§ Exercise prompt
Using the listing below, give the number of lines where "dimbaseline" appears, and nothing else.

## Start

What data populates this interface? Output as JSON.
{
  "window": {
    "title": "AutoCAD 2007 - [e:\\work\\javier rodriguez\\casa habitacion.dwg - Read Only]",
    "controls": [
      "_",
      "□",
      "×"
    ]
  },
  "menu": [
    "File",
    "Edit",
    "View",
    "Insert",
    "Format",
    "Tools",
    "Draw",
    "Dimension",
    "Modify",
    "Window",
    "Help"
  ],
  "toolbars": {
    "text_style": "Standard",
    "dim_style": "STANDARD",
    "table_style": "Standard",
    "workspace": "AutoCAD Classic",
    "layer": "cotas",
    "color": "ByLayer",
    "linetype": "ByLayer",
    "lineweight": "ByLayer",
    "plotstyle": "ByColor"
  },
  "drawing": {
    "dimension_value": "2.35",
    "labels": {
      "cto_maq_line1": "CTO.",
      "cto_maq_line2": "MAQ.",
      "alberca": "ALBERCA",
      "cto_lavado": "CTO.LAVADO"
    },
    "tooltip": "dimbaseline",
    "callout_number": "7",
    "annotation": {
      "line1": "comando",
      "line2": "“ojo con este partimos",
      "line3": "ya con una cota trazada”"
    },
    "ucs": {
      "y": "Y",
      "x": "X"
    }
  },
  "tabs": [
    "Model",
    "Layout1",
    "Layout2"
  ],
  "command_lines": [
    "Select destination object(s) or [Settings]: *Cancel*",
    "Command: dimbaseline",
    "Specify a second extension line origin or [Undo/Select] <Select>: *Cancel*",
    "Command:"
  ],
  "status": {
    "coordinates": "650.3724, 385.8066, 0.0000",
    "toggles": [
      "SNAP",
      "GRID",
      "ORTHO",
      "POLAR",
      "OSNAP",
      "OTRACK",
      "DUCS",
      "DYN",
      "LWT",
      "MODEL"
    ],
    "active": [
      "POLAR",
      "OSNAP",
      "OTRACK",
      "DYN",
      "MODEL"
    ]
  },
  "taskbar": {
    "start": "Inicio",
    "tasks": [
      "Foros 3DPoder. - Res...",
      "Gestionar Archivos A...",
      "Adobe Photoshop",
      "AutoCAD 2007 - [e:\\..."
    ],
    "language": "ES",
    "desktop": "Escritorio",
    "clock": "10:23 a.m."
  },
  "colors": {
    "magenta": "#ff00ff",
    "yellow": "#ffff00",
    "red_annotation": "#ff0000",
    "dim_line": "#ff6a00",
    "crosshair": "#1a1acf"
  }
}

## End

§ Exercise solution
2